(Items from a figure collection)
(begin)

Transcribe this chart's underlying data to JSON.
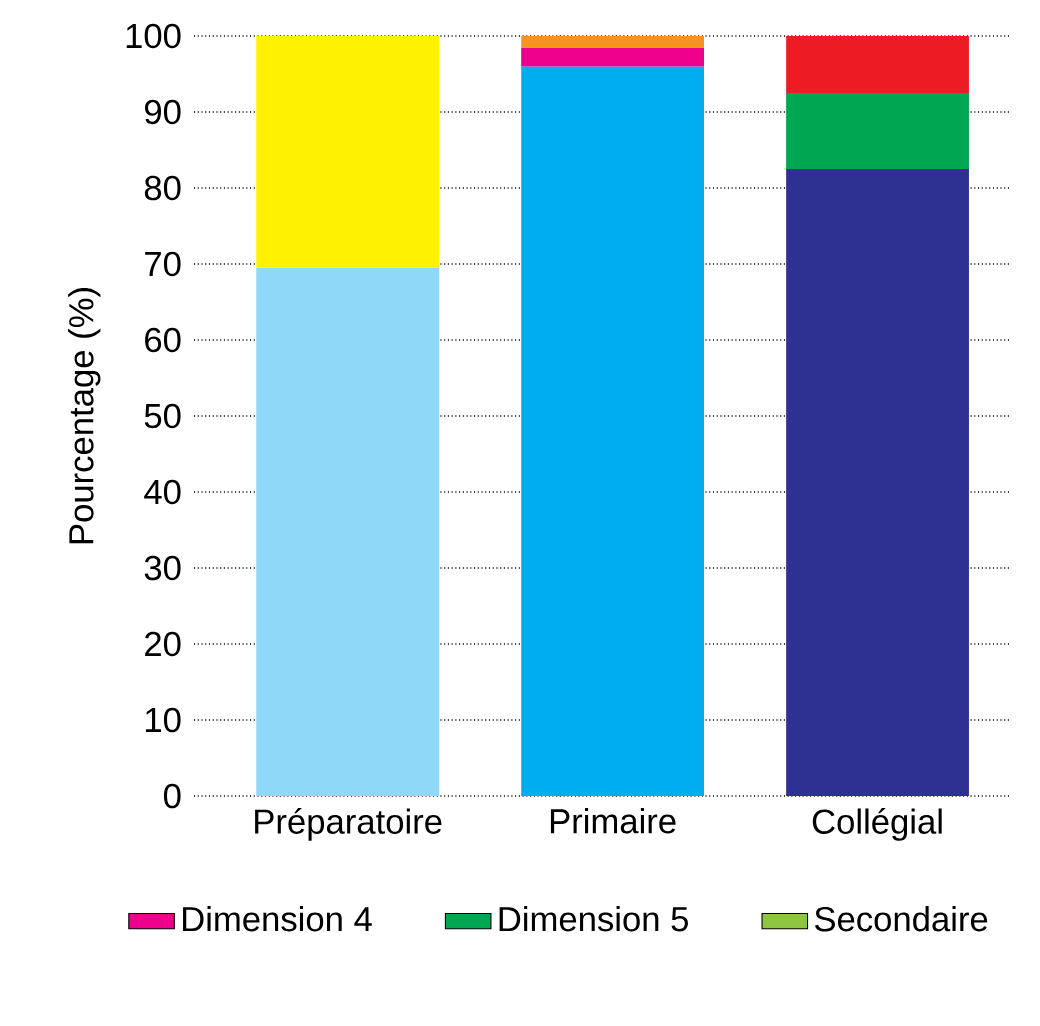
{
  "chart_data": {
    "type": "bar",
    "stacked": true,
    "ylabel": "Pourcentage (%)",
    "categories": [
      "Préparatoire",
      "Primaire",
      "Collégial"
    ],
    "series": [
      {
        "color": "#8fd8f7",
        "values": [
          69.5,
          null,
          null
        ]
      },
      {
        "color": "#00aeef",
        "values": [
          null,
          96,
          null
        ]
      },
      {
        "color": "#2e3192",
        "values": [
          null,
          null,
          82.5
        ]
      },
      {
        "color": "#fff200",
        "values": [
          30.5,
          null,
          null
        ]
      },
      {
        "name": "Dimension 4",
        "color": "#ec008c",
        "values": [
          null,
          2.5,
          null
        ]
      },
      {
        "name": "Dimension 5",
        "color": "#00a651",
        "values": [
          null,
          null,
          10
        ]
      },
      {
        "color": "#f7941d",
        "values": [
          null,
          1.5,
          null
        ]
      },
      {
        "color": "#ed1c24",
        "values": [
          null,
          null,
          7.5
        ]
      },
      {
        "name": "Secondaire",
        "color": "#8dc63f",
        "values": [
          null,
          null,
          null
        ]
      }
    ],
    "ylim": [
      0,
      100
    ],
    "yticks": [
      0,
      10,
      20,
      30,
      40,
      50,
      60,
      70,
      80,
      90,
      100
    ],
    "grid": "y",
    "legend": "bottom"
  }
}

(end)
(begin)

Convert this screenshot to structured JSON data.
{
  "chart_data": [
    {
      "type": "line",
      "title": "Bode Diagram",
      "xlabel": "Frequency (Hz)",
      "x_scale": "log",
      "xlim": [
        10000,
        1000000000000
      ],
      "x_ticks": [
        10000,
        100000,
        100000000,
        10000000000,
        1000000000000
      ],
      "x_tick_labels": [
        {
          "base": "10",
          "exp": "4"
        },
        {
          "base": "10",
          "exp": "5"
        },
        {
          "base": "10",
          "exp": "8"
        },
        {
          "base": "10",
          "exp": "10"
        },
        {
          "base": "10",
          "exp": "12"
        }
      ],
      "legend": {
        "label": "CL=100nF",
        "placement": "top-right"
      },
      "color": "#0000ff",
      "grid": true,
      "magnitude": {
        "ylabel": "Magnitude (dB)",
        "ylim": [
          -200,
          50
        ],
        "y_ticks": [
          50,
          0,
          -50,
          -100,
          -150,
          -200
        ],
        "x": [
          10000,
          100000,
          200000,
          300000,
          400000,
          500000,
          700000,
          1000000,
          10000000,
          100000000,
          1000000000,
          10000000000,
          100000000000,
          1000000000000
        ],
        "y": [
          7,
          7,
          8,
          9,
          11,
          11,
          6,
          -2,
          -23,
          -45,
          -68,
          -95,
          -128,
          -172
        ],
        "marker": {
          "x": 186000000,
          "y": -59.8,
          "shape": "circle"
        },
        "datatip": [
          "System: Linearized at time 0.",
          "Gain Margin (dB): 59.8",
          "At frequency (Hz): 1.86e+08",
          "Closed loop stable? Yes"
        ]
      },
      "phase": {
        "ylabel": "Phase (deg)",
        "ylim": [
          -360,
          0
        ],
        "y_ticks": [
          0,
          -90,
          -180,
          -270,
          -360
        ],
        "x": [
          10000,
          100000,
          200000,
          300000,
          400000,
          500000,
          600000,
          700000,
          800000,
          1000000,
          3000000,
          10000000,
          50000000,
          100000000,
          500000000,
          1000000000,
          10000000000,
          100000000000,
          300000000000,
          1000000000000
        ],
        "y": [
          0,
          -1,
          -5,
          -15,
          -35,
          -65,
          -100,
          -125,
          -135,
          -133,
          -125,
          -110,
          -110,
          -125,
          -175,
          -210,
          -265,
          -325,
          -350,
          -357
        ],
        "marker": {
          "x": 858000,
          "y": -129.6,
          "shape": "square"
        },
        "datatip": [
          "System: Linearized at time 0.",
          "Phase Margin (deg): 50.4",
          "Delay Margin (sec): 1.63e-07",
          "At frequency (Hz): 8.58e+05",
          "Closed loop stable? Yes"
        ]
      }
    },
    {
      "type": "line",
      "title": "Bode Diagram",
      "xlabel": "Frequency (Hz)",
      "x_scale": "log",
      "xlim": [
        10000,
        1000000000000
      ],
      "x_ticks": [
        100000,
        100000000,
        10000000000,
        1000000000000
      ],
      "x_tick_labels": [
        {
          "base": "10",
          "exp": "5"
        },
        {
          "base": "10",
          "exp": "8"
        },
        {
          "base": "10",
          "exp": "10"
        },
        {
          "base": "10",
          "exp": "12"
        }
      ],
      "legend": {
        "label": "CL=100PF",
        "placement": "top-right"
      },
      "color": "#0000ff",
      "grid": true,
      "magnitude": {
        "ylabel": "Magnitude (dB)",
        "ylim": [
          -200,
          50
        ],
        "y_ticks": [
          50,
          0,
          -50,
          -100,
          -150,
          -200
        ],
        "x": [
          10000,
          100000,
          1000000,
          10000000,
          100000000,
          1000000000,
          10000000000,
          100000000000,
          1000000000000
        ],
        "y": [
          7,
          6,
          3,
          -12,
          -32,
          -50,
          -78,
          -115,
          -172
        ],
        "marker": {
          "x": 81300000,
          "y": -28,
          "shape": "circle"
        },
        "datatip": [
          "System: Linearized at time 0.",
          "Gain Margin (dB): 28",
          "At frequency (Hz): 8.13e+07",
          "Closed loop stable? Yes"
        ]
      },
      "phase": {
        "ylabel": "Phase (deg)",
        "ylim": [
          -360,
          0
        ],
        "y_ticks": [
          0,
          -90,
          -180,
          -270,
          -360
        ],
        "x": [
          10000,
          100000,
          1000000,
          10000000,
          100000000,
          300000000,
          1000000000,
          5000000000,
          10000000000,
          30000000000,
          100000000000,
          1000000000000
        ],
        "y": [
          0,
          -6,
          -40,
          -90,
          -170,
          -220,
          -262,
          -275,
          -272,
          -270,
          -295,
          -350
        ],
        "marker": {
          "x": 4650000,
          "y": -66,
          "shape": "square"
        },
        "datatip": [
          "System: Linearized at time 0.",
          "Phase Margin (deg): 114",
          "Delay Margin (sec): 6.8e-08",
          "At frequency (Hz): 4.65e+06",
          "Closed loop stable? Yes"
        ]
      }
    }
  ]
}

(end)

**SET TASK**. Show all lines from the records above where the word "Margin" occurs.

**SOLUTION TO THE PROBLEM**.
          "Gain Margin (dB): 59.8",
          "Phase Margin (deg): 50.4",
          "Delay Margin (sec): 1.63e-07",
          "Gain Margin (dB): 28",
          "Phase Margin (deg): 114",
          "Delay Margin (sec): 6.8e-08",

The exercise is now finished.